* SET EXERCISE
Retype the records that come next, word for word.

========================================

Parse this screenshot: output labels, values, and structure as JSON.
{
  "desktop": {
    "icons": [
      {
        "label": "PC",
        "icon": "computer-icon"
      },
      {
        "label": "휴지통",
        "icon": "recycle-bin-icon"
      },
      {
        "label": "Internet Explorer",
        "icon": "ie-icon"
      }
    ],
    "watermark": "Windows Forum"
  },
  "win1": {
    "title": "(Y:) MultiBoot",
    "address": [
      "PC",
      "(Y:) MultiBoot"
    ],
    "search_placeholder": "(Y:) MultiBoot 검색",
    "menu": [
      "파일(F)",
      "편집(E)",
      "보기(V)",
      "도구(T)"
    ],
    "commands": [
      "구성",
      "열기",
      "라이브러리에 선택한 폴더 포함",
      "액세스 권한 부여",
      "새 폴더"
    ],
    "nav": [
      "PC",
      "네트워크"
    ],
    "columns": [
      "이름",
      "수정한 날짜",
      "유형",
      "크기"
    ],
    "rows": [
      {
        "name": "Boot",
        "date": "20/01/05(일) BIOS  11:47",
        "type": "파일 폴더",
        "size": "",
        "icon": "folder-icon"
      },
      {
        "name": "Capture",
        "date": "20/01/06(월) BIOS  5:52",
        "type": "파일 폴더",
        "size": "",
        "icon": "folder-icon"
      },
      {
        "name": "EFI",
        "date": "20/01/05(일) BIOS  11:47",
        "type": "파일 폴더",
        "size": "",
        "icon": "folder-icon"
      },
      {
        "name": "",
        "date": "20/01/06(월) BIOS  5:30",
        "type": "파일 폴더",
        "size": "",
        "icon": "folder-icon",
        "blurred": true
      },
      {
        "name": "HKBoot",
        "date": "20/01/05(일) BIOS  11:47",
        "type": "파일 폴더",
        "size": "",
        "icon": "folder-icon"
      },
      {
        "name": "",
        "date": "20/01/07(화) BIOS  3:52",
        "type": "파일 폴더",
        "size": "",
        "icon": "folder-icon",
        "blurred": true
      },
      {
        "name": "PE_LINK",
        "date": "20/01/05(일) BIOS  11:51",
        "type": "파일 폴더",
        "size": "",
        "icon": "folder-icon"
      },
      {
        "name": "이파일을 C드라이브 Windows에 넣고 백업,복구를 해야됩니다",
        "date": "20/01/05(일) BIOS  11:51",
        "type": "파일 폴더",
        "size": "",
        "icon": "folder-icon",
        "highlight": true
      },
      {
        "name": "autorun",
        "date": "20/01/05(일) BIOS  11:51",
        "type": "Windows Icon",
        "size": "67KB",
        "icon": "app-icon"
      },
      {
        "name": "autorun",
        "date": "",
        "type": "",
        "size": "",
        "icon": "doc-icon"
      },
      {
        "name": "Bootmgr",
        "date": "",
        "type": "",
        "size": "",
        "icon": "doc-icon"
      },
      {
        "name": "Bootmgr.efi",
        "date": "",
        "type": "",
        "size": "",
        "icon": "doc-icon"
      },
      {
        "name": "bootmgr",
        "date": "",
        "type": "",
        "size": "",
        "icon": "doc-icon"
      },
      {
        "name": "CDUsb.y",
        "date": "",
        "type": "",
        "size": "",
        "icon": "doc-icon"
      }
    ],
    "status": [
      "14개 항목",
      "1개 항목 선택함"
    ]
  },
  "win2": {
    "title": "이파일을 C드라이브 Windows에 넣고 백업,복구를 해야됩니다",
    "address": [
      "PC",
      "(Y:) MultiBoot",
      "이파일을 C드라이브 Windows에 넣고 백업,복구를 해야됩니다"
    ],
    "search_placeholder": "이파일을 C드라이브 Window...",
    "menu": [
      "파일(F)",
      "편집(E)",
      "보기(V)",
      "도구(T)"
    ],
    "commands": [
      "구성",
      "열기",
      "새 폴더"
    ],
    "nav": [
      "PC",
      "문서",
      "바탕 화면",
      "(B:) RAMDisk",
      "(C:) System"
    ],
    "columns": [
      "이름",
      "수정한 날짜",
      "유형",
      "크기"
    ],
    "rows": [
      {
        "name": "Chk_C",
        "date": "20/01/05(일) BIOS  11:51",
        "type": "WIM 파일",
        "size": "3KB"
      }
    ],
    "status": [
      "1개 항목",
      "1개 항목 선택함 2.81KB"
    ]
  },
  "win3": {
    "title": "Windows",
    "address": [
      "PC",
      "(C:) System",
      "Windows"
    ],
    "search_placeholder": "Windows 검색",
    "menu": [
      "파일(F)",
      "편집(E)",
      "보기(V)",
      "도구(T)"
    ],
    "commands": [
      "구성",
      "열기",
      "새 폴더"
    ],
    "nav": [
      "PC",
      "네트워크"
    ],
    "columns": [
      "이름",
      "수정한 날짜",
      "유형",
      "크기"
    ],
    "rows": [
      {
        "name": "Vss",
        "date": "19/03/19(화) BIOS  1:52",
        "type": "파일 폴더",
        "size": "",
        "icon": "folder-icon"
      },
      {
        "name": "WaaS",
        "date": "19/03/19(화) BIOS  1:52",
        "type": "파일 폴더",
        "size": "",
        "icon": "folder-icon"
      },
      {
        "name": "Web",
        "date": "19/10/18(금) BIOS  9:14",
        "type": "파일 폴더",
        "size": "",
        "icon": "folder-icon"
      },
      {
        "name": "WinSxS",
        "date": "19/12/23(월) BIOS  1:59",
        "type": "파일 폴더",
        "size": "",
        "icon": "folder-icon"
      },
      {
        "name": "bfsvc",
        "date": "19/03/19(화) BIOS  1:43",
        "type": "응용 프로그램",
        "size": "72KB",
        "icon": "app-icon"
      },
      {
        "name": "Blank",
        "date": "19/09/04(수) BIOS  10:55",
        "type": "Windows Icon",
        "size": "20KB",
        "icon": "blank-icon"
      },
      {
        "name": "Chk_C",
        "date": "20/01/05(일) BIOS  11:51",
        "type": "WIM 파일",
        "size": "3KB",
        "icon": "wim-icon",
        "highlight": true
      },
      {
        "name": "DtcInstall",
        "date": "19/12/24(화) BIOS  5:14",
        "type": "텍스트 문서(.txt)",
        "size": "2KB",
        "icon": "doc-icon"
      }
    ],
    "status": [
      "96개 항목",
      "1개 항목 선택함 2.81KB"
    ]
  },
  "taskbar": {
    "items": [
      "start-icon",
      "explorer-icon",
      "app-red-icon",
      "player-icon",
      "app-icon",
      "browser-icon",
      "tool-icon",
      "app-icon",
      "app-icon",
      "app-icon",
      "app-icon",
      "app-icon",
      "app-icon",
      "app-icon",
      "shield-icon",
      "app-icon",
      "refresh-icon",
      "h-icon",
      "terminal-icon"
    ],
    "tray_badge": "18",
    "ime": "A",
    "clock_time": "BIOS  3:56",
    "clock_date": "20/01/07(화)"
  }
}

========================================

* IN RESPONSE
Parse this screenshot: output labels, values, and structure as JSON.
{
  "desktop": {
    "icons": [
      {
        "label": "PC",
        "icon": "computer-icon"
      },
      {
        "label": "휴지통",
        "icon": "recycle-bin-icon"
      },
      {
        "label": "Internet Explorer",
        "icon": "ie-icon"
      }
    ],
    "watermark": "Windows Forum"
  },
  "win1": {
    "title": "(Y:) MultiBoot",
    "address": [
      "PC",
      "(Y:) MultiBoot"
    ],
    "search_placeholder": "(Y:) MultiBoot 검색",
    "menu": [
      "파일(F)",
      "편집(E)",
      "보기(V)",
      "도구(T)"
    ],
    "commands": [
      "구성",
      "열기",
      "라이브러리에 선택한 폴더 포함",
      "액세스 권한 부여",
      "새 폴더"
    ],
    "nav": [
      "PC",
      "네트워크"
    ],
    "columns": [
      "이름",
      "수정한 날짜",
      "유형",
      "크기"
    ],
    "rows": [
      {
        "name": "Boot",
        "date": "20/01/05(일) BIOS  11:47",
        "type": "파일 폴더",
        "size": "",
        "icon": "folder-icon"
      },
      {
        "name": "Capture",
        "date": "20/01/06(월) BIOS  5:52",
        "type": "파일 폴더",
        "size": "",
        "icon": "folder-icon"
      },
      {
        "name": "EFI",
        "date": "20/01/05(일) BIOS  11:47",
        "type": "파일 폴더",
        "size": "",
        "icon": "folder-icon"
      },
      {
        "name": "",
        "date": "20/01/06(월) BIOS  5:30",
        "type": "파일 폴더",
        "size": "",
        "icon": "folder-icon",
        "blurred": true
      },
      {
        "name": "HKBoot",
        "date": "20/01/05(일) BIOS  11:47",
        "type": "파일 폴더",
        "size": "",
        "icon": "folder-icon"
      },
      {
        "name": "",
        "date": "20/01/07(화) BIOS  3:52",
        "type": "파일 폴더",
        "size": "",
        "icon": "folder-icon",
        "blurred": true
      },
      {
        "name": "PE_LINK",
        "date": "20/01/05(일) BIOS  11:51",
        "type": "파일 폴더",
        "size": "",
        "icon": "folder-icon"
      },
      {
        "name": "이파일을 C드라이브 Windows에 넣고 백업,복구를 해야됩니다",
        "date": "20/01/05(일) BIOS  11:51",
        "type": "파일 폴더",
        "size": "",
        "icon": "folder-icon",
        "highlight": true
      },
      {
        "name": "autorun",
        "date": "20/01/05(일) BIOS  11:51",
        "type": "Windows Icon",
        "size": "67KB",
        "icon": "app-icon"
      },
      {
        "name": "autorun",
        "date": "",
        "type": "",
        "size": "",
        "icon": "doc-icon"
      },
      {
        "name": "Bootmgr",
        "date": "",
        "type": "",
        "size": "",
        "icon": "doc-icon"
      },
      {
        "name": "Bootmgr.efi",
        "date": "",
        "type": "",
        "size": "",
        "icon": "doc-icon"
      },
      {
        "name": "bootmgr",
        "date": "",
        "type": "",
        "size": "",
        "icon": "doc-icon"
      },
      {
        "name": "CDUsb.y",
        "date": "",
        "type": "",
        "size": "",
        "icon": "doc-icon"
      }
    ],
    "status": [
      "14개 항목",
      "1개 항목 선택함"
    ]
  },
  "win2": {
    "title": "이파일을 C드라이브 Windows에 넣고 백업,복구를 해야됩니다",
    "address": [
      "PC",
      "(Y:) MultiBoot",
      "이파일을 C드라이브 Windows에 넣고 백업,복구를 해야됩니다"
    ],
    "search_placeholder": "이파일을 C드라이브 Window...",
    "menu": [
      "파일(F)",
      "편집(E)",
      "보기(V)",
      "도구(T)"
    ],
    "commands": [
      "구성",
      "열기",
      "새 폴더"
    ],
    "nav": [
      "PC",
      "문서",
      "바탕 화면",
      "(B:) RAMDisk",
      "(C:) System"
    ],
    "columns": [
      "이름",
      "수정한 날짜",
      "유형",
      "크기"
    ],
    "rows": [
      {
        "name": "Chk_C",
        "date": "20/01/05(일) BIOS  11:51",
        "type": "WIM 파일",
        "size": "3KB"
      }
    ],
    "status": [
      "1개 항목",
      "1개 항목 선택함 2.81KB"
    ]
  },
  "win3": {
    "title": "Windows",
    "address": [
      "PC",
      "(C:) System",
      "Windows"
    ],
    "search_placeholder": "Windows 검색",
    "menu": [
      "파일(F)",
      "편집(E)",
      "보기(V)",
      "도구(T)"
    ],
    "commands": [
      "구성",
      "열기",
      "새 폴더"
    ],
    "nav": [
      "PC",
      "네트워크"
    ],
    "columns": [
      "이름",
      "수정한 날짜",
      "유형",
      "크기"
    ],
    "rows": [
      {
        "name": "Vss",
        "date": "19/03/19(화) BIOS  1:52",
        "type": "파일 폴더",
        "size": "",
        "icon": "folder-icon"
      },
      {
        "name": "WaaS",
        "date": "19/03/19(화) BIOS  1:52",
        "type": "파일 폴더",
        "size": "",
        "icon": "folder-icon"
      },
      {
        "name": "Web",
        "date": "19/10/18(금) BIOS  9:14",
        "type": "파일 폴더",
        "size": "",
        "icon": "folder-icon"
      },
      {
        "name": "WinSxS",
        "date": "19/12/23(월) BIOS  1:59",
        "type": "파일 폴더",
        "size": "",
        "icon": "folder-icon"
      },
      {
        "name": "bfsvc",
        "date": "19/03/19(화) BIOS  1:43",
        "type": "응용 프로그램",
        "size": "72KB",
        "icon": "app-icon"
      },
      {
        "name": "Blank",
        "date": "19/09/04(수) BIOS  10:55",
        "type": "Windows Icon",
        "size": "20KB",
        "icon": "blank-icon"
      },
      {
        "name": "Chk_C",
        "date": "20/01/05(일) BIOS  11:51",
        "type": "WIM 파일",
        "size": "3KB",
        "icon": "wim-icon",
        "highlight": true
      },
      {
        "name": "DtcInstall",
        "date": "19/12/24(화) BIOS  5:14",
        "type": "텍스트 문서(.txt)",
        "size": "2KB",
        "icon": "doc-icon"
      }
    ],
    "status": [
      "96개 항목",
      "1개 항목 선택함 2.81KB"
    ]
  },
  "taskbar": {
    "items": [
      "start-icon",
      "explorer-icon",
      "app-red-icon",
      "player-icon",
      "app-icon",
      "browser-icon",
      "tool-icon",
      "app-icon",
      "app-icon",
      "app-icon",
      "app-icon",
      "app-icon",
      "app-icon",
      "app-icon",
      "shield-icon",
      "app-icon",
      "refresh-icon",
      "h-icon",
      "terminal-icon"
    ],
    "tray_badge": "18",
    "ime": "A",
    "clock_time": "BIOS  3:56",
    "clock_date": "20/01/07(화)"
  }
}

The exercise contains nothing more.